══ Extracted entries

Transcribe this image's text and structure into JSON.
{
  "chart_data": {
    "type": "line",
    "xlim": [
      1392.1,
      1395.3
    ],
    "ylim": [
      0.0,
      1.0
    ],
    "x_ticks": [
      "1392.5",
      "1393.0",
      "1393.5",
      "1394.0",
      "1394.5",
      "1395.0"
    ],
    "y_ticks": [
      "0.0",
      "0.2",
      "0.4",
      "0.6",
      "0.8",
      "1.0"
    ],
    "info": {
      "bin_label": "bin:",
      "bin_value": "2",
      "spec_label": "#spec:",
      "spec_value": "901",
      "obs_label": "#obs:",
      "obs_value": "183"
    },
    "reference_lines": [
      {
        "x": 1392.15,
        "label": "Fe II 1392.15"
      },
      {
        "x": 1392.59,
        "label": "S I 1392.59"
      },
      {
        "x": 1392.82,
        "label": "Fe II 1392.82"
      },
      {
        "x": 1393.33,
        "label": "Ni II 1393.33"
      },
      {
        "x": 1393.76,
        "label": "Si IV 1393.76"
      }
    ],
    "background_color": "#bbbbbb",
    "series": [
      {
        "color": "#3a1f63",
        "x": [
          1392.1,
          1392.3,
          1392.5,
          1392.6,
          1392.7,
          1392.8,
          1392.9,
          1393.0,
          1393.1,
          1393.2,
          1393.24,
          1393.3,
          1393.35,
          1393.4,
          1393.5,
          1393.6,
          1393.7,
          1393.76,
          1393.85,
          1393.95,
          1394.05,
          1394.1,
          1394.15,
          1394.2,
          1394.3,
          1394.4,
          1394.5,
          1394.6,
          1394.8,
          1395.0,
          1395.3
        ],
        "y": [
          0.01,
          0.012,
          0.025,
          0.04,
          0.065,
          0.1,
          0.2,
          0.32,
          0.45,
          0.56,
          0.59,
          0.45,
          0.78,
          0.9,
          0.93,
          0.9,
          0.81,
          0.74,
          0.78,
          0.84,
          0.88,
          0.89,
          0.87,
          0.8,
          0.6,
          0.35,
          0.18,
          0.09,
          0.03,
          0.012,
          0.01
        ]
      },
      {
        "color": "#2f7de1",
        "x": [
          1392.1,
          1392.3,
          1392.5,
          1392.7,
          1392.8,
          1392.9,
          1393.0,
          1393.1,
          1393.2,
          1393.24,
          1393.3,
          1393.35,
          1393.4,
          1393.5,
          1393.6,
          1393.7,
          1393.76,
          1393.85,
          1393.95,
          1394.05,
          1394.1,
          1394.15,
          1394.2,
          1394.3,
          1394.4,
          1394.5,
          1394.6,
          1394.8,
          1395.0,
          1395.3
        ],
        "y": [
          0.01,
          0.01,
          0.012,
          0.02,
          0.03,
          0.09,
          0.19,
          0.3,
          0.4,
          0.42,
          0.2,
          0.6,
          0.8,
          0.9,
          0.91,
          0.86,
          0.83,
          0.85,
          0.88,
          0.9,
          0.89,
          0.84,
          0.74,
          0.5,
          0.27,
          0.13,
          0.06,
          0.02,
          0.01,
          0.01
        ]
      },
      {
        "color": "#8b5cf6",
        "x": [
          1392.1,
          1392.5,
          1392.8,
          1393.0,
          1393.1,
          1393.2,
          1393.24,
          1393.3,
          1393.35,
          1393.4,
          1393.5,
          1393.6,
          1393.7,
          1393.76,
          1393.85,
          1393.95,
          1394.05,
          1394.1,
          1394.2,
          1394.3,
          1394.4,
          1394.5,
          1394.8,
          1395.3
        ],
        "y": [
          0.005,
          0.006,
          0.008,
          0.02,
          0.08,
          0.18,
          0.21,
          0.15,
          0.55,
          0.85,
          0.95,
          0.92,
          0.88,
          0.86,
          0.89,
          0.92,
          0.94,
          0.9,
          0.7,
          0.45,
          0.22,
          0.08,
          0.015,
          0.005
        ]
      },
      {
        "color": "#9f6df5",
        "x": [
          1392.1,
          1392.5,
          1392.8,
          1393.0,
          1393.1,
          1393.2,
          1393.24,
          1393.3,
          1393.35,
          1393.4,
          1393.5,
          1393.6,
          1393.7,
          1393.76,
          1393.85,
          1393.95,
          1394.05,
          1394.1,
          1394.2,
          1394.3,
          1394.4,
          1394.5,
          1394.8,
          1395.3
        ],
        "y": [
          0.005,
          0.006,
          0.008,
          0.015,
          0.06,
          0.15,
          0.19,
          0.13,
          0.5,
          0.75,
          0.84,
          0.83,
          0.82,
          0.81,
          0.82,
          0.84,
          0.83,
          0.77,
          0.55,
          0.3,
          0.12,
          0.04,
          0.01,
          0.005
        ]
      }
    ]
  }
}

════

## Task objective
Go through the entries and repeat each one exactly.

## Problem solution
Transcribe this image's text and structure into JSON.
{
  "chart_data": {
    "type": "line",
    "xlim": [
      1392.1,
      1395.3
    ],
    "ylim": [
      0.0,
      1.0
    ],
    "x_ticks": [
      "1392.5",
      "1393.0",
      "1393.5",
      "1394.0",
      "1394.5",
      "1395.0"
    ],
    "y_ticks": [
      "0.0",
      "0.2",
      "0.4",
      "0.6",
      "0.8",
      "1.0"
    ],
    "info": {
      "bin_label": "bin:",
      "bin_value": "2",
      "spec_label": "#spec:",
      "spec_value": "901",
      "obs_label": "#obs:",
      "obs_value": "183"
    },
    "reference_lines": [
      {
        "x": 1392.15,
        "label": "Fe II 1392.15"
      },
      {
        "x": 1392.59,
        "label": "S I 1392.59"
      },
      {
        "x": 1392.82,
        "label": "Fe II 1392.82"
      },
      {
        "x": 1393.33,
        "label": "Ni II 1393.33"
      },
      {
        "x": 1393.76,
        "label": "Si IV 1393.76"
      }
    ],
    "background_color": "#bbbbbb",
    "series": [
      {
        "color": "#3a1f63",
        "x": [
          1392.1,
          1392.3,
          1392.5,
          1392.6,
          1392.7,
          1392.8,
          1392.9,
          1393.0,
          1393.1,
          1393.2,
          1393.24,
          1393.3,
          1393.35,
          1393.4,
          1393.5,
          1393.6,
          1393.7,
          1393.76,
          1393.85,
          1393.95,
          1394.05,
          1394.1,
          1394.15,
          1394.2,
          1394.3,
          1394.4,
          1394.5,
          1394.6,
          1394.8,
          1395.0,
          1395.3
        ],
        "y": [
          0.01,
          0.012,
          0.025,
          0.04,
          0.065,
          0.1,
          0.2,
          0.32,
          0.45,
          0.56,
          0.59,
          0.45,
          0.78,
          0.9,
          0.93,
          0.9,
          0.81,
          0.74,
          0.78,
          0.84,
          0.88,
          0.89,
          0.87,
          0.8,
          0.6,
          0.35,
          0.18,
          0.09,
          0.03,
          0.012,
          0.01
        ]
      },
      {
        "color": "#2f7de1",
        "x": [
          1392.1,
          1392.3,
          1392.5,
          1392.7,
          1392.8,
          1392.9,
          1393.0,
          1393.1,
          1393.2,
          1393.24,
          1393.3,
          1393.35,
          1393.4,
          1393.5,
          1393.6,
          1393.7,
          1393.76,
          1393.85,
          1393.95,
          1394.05,
          1394.1,
          1394.15,
          1394.2,
          1394.3,
          1394.4,
          1394.5,
          1394.6,
          1394.8,
          1395.0,
          1395.3
        ],
        "y": [
          0.01,
          0.01,
          0.012,
          0.02,
          0.03,
          0.09,
          0.19,
          0.3,
          0.4,
          0.42,
          0.2,
          0.6,
          0.8,
          0.9,
          0.91,
          0.86,
          0.83,
          0.85,
          0.88,
          0.9,
          0.89,
          0.84,
          0.74,
          0.5,
          0.27,
          0.13,
          0.06,
          0.02,
          0.01,
          0.01
        ]
      },
      {
        "color": "#8b5cf6",
        "x": [
          1392.1,
          1392.5,
          1392.8,
          1393.0,
          1393.1,
          1393.2,
          1393.24,
          1393.3,
          1393.35,
          1393.4,
          1393.5,
          1393.6,
          1393.7,
          1393.76,
          1393.85,
          1393.95,
          1394.05,
          1394.1,
          1394.2,
          1394.3,
          1394.4,
          1394.5,
          1394.8,
          1395.3
        ],
        "y": [
          0.005,
          0.006,
          0.008,
          0.02,
          0.08,
          0.18,
          0.21,
          0.15,
          0.55,
          0.85,
          0.95,
          0.92,
          0.88,
          0.86,
          0.89,
          0.92,
          0.94,
          0.9,
          0.7,
          0.45,
          0.22,
          0.08,
          0.015,
          0.005
        ]
      },
      {
        "color": "#9f6df5",
        "x": [
          1392.1,
          1392.5,
          1392.8,
          1393.0,
          1393.1,
          1393.2,
          1393.24,
          1393.3,
          1393.35,
          1393.4,
          1393.5,
          1393.6,
          1393.7,
          1393.76,
          1393.85,
          1393.95,
          1394.05,
          1394.1,
          1394.2,
          1394.3,
          1394.4,
          1394.5,
          1394.8,
          1395.3
        ],
        "y": [
          0.005,
          0.006,
          0.008,
          0.015,
          0.06,
          0.15,
          0.19,
          0.13,
          0.5,
          0.75,
          0.84,
          0.83,
          0.82,
          0.81,
          0.82,
          0.84,
          0.83,
          0.77,
          0.55,
          0.3,
          0.12,
          0.04,
          0.01,
          0.005
        ]
      }
    ]
  }
}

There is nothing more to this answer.